→ **DATA FOR THIS EXERCISE**:
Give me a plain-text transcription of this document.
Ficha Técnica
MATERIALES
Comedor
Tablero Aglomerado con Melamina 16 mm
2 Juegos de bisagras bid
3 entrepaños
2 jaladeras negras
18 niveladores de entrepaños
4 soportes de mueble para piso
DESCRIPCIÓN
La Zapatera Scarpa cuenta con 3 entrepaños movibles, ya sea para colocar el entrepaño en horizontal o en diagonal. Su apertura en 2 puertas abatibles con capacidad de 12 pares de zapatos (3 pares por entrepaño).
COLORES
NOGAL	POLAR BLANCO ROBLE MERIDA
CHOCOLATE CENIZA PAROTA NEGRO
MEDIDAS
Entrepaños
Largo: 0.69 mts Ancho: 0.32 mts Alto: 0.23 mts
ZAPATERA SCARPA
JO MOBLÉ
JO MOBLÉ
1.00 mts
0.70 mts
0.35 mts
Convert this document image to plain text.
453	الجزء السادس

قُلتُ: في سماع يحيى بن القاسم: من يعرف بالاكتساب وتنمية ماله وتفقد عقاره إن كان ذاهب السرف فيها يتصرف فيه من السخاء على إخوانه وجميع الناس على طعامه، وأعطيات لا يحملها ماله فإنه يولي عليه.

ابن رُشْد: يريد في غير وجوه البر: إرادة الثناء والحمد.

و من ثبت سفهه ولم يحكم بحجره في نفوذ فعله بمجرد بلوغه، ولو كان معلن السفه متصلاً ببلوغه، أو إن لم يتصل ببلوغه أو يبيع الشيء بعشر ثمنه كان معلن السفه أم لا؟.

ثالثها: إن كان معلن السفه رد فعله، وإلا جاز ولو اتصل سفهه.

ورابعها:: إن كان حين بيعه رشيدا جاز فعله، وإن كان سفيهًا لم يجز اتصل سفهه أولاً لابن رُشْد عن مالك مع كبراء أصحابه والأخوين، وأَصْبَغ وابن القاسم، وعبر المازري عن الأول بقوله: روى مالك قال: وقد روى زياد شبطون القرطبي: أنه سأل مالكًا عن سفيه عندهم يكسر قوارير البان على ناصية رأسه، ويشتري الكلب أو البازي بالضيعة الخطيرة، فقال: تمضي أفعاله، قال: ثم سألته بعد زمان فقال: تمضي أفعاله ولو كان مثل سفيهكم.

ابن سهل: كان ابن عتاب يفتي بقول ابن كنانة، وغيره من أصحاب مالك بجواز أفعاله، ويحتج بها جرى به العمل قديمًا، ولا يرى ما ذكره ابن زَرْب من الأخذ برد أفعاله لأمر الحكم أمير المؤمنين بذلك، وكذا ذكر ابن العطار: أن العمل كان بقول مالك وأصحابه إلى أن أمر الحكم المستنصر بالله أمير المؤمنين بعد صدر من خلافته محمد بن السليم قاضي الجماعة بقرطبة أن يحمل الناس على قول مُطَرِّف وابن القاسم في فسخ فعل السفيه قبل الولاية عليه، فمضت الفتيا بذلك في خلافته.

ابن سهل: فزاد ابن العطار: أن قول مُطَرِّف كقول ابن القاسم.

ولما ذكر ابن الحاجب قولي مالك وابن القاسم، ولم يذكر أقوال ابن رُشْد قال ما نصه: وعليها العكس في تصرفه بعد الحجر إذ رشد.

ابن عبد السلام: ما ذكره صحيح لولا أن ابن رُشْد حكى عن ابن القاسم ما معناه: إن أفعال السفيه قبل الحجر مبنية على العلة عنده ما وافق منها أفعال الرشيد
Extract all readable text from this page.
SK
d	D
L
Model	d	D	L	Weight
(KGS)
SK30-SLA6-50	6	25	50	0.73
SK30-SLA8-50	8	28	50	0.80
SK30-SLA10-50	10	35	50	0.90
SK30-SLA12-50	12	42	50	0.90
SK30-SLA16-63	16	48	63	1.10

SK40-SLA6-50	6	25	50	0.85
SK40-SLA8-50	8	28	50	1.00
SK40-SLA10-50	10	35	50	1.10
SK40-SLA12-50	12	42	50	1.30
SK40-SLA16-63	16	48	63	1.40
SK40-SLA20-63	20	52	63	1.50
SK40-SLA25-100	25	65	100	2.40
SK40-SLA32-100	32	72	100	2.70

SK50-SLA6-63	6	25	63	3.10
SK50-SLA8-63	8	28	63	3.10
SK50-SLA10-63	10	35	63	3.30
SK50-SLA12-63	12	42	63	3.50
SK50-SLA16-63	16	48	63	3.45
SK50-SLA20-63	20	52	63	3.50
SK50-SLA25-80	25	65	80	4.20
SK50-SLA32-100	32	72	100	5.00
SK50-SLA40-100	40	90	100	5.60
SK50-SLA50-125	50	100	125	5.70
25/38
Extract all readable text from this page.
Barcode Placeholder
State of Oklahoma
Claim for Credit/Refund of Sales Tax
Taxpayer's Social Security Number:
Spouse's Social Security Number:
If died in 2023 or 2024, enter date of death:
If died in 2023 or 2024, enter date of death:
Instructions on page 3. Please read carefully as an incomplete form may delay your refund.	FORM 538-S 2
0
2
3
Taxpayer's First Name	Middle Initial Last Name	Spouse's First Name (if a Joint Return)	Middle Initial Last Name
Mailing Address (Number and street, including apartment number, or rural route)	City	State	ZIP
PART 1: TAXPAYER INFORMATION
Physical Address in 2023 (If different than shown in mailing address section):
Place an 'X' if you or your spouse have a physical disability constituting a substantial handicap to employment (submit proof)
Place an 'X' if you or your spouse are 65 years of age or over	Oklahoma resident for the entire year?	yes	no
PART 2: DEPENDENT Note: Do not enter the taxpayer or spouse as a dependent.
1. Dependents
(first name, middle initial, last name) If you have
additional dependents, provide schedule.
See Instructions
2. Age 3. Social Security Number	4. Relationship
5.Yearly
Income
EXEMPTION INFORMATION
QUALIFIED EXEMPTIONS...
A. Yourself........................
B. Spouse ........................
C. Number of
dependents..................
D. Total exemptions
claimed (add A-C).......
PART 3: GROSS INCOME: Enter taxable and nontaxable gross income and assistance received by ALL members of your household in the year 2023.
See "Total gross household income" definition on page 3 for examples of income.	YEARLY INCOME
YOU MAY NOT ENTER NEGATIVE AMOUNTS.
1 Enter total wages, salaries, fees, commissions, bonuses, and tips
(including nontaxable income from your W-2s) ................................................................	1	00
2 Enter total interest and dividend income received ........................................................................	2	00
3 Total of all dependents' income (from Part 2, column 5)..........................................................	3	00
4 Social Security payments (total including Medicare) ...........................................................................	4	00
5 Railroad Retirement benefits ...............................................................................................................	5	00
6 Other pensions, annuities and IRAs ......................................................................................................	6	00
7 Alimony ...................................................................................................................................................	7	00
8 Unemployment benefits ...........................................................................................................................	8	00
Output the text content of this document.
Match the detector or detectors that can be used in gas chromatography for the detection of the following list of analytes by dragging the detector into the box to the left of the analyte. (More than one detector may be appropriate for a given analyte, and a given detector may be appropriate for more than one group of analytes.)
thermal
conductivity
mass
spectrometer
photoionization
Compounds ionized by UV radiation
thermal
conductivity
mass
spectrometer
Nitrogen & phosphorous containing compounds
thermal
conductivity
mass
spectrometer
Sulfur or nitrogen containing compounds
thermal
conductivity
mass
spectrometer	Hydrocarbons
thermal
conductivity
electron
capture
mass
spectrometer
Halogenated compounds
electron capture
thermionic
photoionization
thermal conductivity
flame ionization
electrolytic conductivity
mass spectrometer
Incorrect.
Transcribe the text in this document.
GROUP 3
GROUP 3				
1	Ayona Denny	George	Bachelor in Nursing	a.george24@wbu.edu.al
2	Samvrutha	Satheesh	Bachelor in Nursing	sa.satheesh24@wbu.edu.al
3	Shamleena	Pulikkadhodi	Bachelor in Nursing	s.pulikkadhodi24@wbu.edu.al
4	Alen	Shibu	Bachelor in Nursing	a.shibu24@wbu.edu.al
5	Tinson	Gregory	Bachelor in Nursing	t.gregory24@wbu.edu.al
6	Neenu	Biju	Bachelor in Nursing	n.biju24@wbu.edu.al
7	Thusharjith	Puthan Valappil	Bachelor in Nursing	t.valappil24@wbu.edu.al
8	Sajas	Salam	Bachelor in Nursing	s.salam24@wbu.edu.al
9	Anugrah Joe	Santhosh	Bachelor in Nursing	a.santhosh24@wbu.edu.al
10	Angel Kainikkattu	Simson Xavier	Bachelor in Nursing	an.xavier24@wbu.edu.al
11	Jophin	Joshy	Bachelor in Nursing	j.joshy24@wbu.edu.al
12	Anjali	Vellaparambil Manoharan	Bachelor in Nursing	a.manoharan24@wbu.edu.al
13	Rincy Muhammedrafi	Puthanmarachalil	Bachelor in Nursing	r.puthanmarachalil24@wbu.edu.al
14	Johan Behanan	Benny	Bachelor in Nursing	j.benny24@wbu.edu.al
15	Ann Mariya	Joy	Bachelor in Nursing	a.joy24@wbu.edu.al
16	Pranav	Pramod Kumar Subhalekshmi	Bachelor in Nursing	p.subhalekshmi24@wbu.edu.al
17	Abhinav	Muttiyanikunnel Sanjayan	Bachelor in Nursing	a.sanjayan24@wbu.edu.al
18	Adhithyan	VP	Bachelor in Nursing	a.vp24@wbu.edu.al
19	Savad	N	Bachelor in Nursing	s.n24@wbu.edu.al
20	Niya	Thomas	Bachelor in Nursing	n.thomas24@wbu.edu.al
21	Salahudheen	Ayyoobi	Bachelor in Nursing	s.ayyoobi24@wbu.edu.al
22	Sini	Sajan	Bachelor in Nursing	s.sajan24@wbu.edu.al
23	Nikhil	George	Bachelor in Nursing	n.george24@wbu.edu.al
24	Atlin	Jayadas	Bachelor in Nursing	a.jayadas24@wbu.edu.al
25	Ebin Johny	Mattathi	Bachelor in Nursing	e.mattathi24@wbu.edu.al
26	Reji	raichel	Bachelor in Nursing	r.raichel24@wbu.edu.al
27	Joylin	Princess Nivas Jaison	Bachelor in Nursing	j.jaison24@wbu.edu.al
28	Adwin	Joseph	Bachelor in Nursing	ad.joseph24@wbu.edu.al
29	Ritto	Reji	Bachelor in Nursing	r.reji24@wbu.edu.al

→ **OBJECTIVE**: From the listing above, collect each line in which the string "مالك" appears.

→ **ANSWER TO THIS PROBLEM**:
ورابعها:: إن كان حين بيعه رشيدا جاز فعله، وإن كان سفيهًا لم يجز اتصل سفهه أولاً لابن رُشْد عن مالك مع كبراء أصحابه والأخوين، وأَصْبَغ وابن القاسم، وعبر المازري عن الأول بقوله: روى مالك قال: وقد روى زياد شبطون القرطبي: أنه سأل مالكًا عن سفيه عندهم يكسر قوارير البان على ناصية رأسه، ويشتري الكلب أو البازي بالضيعة الخطيرة، فقال: تمضي أفعاله، قال: ثم سألته بعد زمان فقال: تمضي أفعاله ولو كان مثل سفيهكم.
ابن سهل: كان ابن عتاب يفتي بقول ابن كنانة، وغيره من أصحاب مالك بجواز أفعاله، ويحتج بها جرى به العمل قديمًا، ولا يرى ما ذكره ابن زَرْب من الأخذ برد أفعاله لأمر الحكم أمير المؤمنين بذلك، وكذا ذكر ابن العطار: أن العمل كان بقول مالك وأصحابه إلى أن أمر الحكم المستنصر بالله أمير المؤمنين بعد صدر من خلافته محمد بن السليم قاضي الجماعة بقرطبة أن يحمل الناس على قول مُطَرِّف وابن القاسم في فسخ فعل السفيه قبل الولاية عليه، فمضت الفتيا بذلك في خلافته.
ولما ذكر ابن الحاجب قولي مالك وابن القاسم، ولم يذكر أقوال ابن رُشْد قال ما نصه: وعليها العكس في تصرفه بعد الحجر إذ رشد.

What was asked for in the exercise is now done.